(Problem) Which lines hold the word "znaky"? Copy each of them from the material.

(Record extracts)

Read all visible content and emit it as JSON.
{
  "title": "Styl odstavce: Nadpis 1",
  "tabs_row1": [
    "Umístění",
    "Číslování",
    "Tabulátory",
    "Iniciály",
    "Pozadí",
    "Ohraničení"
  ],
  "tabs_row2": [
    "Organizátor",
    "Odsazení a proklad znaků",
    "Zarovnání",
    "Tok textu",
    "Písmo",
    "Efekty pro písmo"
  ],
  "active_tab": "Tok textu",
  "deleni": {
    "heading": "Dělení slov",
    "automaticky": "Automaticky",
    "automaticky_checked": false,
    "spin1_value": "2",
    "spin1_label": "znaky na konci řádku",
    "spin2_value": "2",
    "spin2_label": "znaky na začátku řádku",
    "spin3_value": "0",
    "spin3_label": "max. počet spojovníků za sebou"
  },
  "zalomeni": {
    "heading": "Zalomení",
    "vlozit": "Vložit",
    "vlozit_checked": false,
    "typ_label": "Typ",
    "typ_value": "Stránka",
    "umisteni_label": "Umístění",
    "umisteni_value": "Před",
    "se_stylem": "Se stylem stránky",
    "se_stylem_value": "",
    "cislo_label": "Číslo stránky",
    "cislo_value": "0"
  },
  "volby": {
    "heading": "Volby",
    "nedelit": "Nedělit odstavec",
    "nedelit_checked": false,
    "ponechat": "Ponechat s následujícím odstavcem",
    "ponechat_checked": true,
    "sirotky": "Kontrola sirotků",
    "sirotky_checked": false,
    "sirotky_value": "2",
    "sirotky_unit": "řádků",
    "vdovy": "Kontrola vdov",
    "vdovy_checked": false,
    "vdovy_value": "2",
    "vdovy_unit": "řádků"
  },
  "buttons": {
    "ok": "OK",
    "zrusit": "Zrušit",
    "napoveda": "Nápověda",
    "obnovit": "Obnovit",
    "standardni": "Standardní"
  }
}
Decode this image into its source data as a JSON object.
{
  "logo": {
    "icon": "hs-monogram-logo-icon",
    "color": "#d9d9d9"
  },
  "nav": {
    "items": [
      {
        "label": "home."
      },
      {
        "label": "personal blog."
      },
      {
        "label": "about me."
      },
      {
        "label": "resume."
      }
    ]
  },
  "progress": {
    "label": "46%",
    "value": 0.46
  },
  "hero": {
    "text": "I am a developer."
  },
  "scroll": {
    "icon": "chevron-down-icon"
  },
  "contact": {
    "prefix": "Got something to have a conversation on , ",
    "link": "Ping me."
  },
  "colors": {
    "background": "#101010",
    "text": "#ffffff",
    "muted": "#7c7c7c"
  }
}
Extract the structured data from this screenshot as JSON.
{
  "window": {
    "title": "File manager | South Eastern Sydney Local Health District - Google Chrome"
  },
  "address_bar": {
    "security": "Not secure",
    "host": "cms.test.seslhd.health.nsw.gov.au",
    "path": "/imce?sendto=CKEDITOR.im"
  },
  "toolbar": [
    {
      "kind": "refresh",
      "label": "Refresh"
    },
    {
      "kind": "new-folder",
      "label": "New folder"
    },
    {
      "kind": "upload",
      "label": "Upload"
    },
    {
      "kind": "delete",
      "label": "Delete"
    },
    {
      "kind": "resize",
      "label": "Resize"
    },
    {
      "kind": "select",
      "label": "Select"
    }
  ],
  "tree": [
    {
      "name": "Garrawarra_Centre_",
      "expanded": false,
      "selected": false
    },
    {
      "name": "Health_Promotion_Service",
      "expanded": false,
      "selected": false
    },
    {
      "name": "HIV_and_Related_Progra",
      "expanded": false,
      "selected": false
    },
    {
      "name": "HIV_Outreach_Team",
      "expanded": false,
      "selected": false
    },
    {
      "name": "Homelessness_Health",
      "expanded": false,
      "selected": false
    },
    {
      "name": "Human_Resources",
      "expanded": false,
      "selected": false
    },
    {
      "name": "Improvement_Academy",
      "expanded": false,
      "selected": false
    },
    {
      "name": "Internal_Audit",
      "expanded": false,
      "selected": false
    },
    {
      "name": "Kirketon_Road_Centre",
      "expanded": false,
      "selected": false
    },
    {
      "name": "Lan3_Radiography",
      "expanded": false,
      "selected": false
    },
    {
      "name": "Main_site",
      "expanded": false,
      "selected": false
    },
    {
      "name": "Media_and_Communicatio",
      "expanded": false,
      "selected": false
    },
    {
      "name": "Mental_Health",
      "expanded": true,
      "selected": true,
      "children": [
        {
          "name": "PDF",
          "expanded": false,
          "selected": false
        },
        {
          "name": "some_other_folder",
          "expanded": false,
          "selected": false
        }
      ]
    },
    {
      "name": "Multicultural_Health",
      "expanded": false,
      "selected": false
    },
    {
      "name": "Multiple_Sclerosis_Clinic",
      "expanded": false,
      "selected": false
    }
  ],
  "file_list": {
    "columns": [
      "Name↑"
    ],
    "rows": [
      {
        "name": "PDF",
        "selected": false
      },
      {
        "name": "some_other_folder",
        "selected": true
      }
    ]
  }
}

(Exercise output)
    "spin1_label": "znaky na konci řádku",
    "spin2_label": "znaky na začátku řádku",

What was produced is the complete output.